== DATA ENTRIES ==
* * * * *
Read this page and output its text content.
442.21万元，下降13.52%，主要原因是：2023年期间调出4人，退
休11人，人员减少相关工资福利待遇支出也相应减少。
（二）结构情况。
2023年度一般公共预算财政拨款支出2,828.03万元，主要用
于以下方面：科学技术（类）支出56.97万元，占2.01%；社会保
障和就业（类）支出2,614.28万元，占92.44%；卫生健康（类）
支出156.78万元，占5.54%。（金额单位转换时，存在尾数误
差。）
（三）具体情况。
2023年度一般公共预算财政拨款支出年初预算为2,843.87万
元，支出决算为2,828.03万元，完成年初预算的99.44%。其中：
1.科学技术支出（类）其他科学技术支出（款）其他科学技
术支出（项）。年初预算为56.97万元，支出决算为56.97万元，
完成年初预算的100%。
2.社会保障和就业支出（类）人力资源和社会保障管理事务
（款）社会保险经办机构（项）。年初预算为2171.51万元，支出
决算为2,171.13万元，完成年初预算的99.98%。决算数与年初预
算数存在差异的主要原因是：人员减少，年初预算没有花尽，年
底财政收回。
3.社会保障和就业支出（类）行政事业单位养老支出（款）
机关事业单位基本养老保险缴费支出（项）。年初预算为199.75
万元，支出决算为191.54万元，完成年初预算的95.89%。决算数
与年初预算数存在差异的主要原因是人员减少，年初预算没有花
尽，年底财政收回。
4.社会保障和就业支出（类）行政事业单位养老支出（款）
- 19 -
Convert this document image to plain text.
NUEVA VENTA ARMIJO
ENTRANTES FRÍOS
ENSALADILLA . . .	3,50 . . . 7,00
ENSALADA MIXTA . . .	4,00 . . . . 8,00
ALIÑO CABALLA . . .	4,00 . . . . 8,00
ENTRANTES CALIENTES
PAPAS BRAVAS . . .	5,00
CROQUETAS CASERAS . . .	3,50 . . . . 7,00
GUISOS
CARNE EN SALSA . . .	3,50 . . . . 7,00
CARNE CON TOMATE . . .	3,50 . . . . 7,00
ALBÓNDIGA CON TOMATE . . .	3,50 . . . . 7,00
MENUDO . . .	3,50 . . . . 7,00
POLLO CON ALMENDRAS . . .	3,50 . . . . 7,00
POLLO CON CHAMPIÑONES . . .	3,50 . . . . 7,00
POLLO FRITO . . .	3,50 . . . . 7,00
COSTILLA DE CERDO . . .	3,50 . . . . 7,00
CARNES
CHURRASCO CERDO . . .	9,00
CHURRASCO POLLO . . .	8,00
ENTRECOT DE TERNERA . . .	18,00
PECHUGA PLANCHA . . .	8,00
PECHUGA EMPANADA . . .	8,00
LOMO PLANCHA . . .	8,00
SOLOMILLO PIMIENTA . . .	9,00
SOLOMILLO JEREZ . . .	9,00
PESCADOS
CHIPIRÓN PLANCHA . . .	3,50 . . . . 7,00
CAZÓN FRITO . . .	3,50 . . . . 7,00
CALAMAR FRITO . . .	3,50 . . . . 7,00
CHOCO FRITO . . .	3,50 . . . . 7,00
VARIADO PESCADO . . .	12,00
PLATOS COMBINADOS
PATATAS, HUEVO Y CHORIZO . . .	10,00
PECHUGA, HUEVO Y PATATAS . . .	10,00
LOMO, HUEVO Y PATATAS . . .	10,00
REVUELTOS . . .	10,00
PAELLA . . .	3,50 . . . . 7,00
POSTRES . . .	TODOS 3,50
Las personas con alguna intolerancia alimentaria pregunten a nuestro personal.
* * * * *
== TASK REQUIREMENTS ==
Each line from the one containing "Convert this document image to plain text." to the final line of the entries above must be returned exactly, and no other line may appear.

== FINAL RESULT ==
Convert this document image to plain text.
NUEVA VENTA ARMIJO
ENTRANTES FRÍOS
ENSALADILLA . . .	3,50 . . . 7,00
ENSALADA MIXTA . . .	4,00 . . . . 8,00
ALIÑO CABALLA . . .	4,00 . . . . 8,00
ENTRANTES CALIENTES
PAPAS BRAVAS . . .	5,00
CROQUETAS CASERAS . . .	3,50 . . . . 7,00
GUISOS
CARNE EN SALSA . . .	3,50 . . . . 7,00
CARNE CON TOMATE . . .	3,50 . . . . 7,00
ALBÓNDIGA CON TOMATE . . .	3,50 . . . . 7,00
MENUDO . . .	3,50 . . . . 7,00
POLLO CON ALMENDRAS . . .	3,50 . . . . 7,00
POLLO CON CHAMPIÑONES . . .	3,50 . . . . 7,00
POLLO FRITO . . .	3,50 . . . . 7,00
COSTILLA DE CERDO . . .	3,50 . . . . 7,00
CARNES
CHURRASCO CERDO . . .	9,00
CHURRASCO POLLO . . .	8,00
ENTRECOT DE TERNERA . . .	18,00
PECHUGA PLANCHA . . .	8,00
PECHUGA EMPANADA . . .	8,00
LOMO PLANCHA . . .	8,00
SOLOMILLO PIMIENTA . . .	9,00
SOLOMILLO JEREZ . . .	9,00
PESCADOS
CHIPIRÓN PLANCHA . . .	3,50 . . . . 7,00
CAZÓN FRITO . . .	3,50 . . . . 7,00
CALAMAR FRITO . . .	3,50 . . . . 7,00
CHOCO FRITO . . .	3,50 . . . . 7,00
VARIADO PESCADO . . .	12,00
PLATOS COMBINADOS
PATATAS, HUEVO Y CHORIZO . . .	10,00
PECHUGA, HUEVO Y PATATAS . . .	10,00
LOMO, HUEVO Y PATATAS . . .	10,00
REVUELTOS . . .	10,00
PAELLA . . .	3,50 . . . . 7,00
POSTRES . . .	TODOS 3,50
Las personas con alguna intolerancia alimentaria pregunten a nuestro personal.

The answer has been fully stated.